SUPPLIED RECORDS =>
#####

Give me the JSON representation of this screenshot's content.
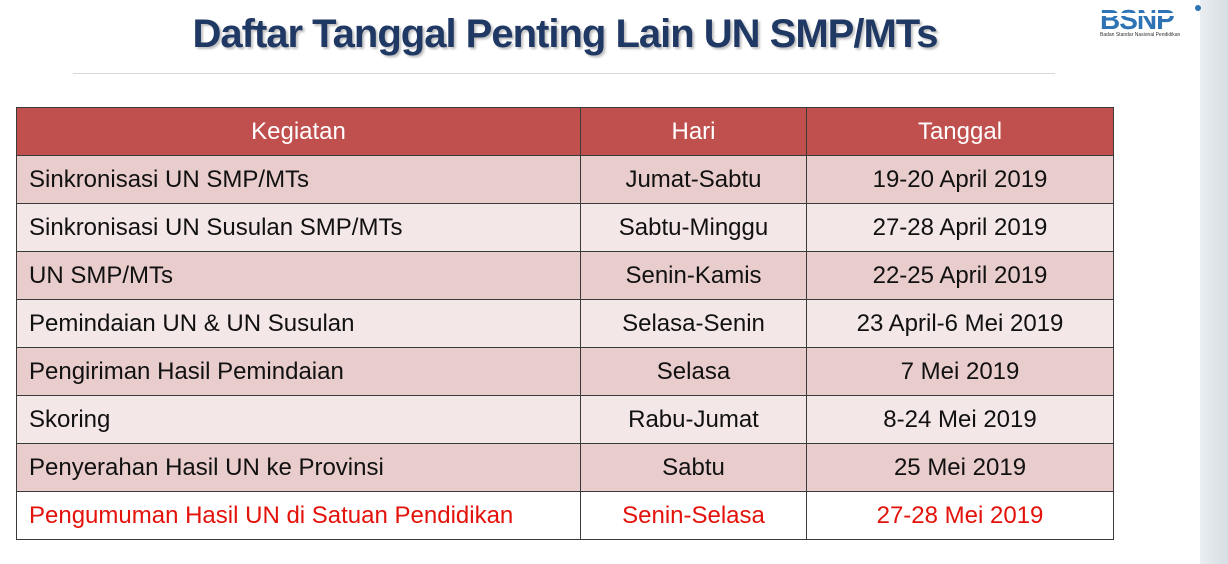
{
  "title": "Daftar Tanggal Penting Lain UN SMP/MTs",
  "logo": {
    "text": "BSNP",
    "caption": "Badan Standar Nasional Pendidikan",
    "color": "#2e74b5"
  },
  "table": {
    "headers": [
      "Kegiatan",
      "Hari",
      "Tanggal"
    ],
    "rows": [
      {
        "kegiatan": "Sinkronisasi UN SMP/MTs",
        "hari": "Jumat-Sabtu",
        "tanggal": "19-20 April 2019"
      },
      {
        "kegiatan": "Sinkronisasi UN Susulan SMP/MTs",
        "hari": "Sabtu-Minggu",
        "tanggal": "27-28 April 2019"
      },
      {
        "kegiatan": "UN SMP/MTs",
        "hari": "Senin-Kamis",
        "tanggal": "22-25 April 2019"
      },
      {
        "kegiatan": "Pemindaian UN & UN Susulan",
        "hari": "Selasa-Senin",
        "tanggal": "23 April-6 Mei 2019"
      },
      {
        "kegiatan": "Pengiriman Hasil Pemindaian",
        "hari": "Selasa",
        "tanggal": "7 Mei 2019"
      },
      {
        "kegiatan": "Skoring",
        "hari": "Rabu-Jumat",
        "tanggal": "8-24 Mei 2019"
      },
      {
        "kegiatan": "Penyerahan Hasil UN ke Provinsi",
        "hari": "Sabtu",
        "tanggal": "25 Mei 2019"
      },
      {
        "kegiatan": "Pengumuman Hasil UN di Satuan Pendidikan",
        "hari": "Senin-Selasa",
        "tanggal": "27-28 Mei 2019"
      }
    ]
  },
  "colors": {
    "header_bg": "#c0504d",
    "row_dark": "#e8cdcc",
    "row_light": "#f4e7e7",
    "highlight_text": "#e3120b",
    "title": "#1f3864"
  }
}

#####

REQUIREMENT => Search the lines for "Sabtu". Copy each line that has it.

FINAL ANSWER =>
        "hari": "Jumat-Sabtu",
        "hari": "Sabtu-Minggu",
        "hari": "Sabtu",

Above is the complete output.